WHAT YOU SHOULD DO
Report how many lines below contain the word "teclas", and give only that number.
>> Start TASK MATERIAL
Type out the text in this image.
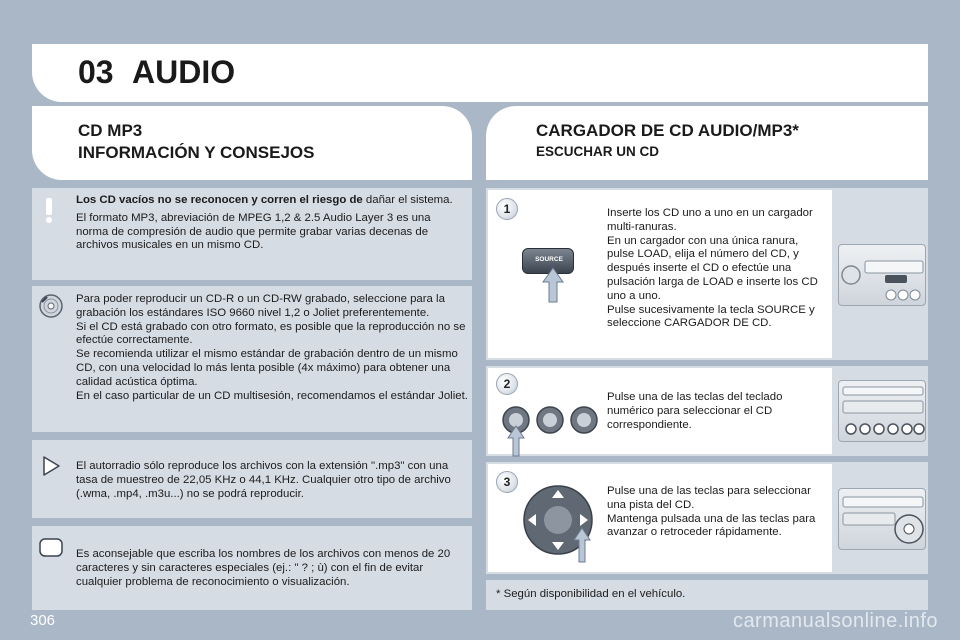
03 AUDIO
CD MP3
INFORMACIÓN Y CONSEJOS
CARGADOR DE CD AUDIO/MP3*
ESCUCHAR UN CD

Los CD vacíos no se reconocen y corren el riesgo de dañar el sistema.

El formato MP3, abreviación de MPEG 1,2 & 2.5 Audio Layer 3 es una norma de compresión de audio que permite grabar varias decenas de archivos musicales en un mismo CD.

Para poder reproducir un CD-R o un CD-RW grabado, seleccione para la grabación los estándares ISO 9660 nivel 1,2 o Joliet preferentemente.
Si el CD está grabado con otro formato, es posible que la reproducción no se efectúe correctamente.
Se recomienda utilizar el mismo estándar de grabación dentro de un mismo CD, con una velocidad lo más lenta posible (4x máximo) para obtener una calidad acústica óptima.
En el caso particular de un CD multisesión, recomendamos el estándar Joliet.
El autorradio sólo reproduce los archivos con la extensión ".mp3" con una tasa de muestreo de 22,05 KHz o 44,1 KHz. Cualquier otro tipo de archivo (.wma, .mp4, .m3u...) no se podrá reproducir.
Es aconsejable que escriba los nombres de los archivos con menos de 20 caracteres y sin caracteres especiales (ej.: " ? ; ù) con el fin de evitar cualquier problema de reconocimiento o visualización.
1
SOURCE
Inserte los CD uno a uno en un cargador multi-ranuras.
En un cargador con una única ranura, pulse LOAD, elija el número del CD, y después inserte el CD o efectúe una pulsación larga de LOAD e inserte los CD uno a uno.
Pulse sucesivamente la tecla SOURCE y seleccione CARGADOR DE CD.
2
Pulse una de las teclas del teclado numérico para seleccionar el CD correspondiente.
3
Pulse una de las teclas para seleccionar una pista del CD.
Mantenga pulsada una de las teclas para avanzar o retroceder rápidamente.
* Según disponibilidad en el vehículo.
306	carmanualsonline.info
>> End TASK MATERIAL
OUTPUT OF THE EXERCISE
3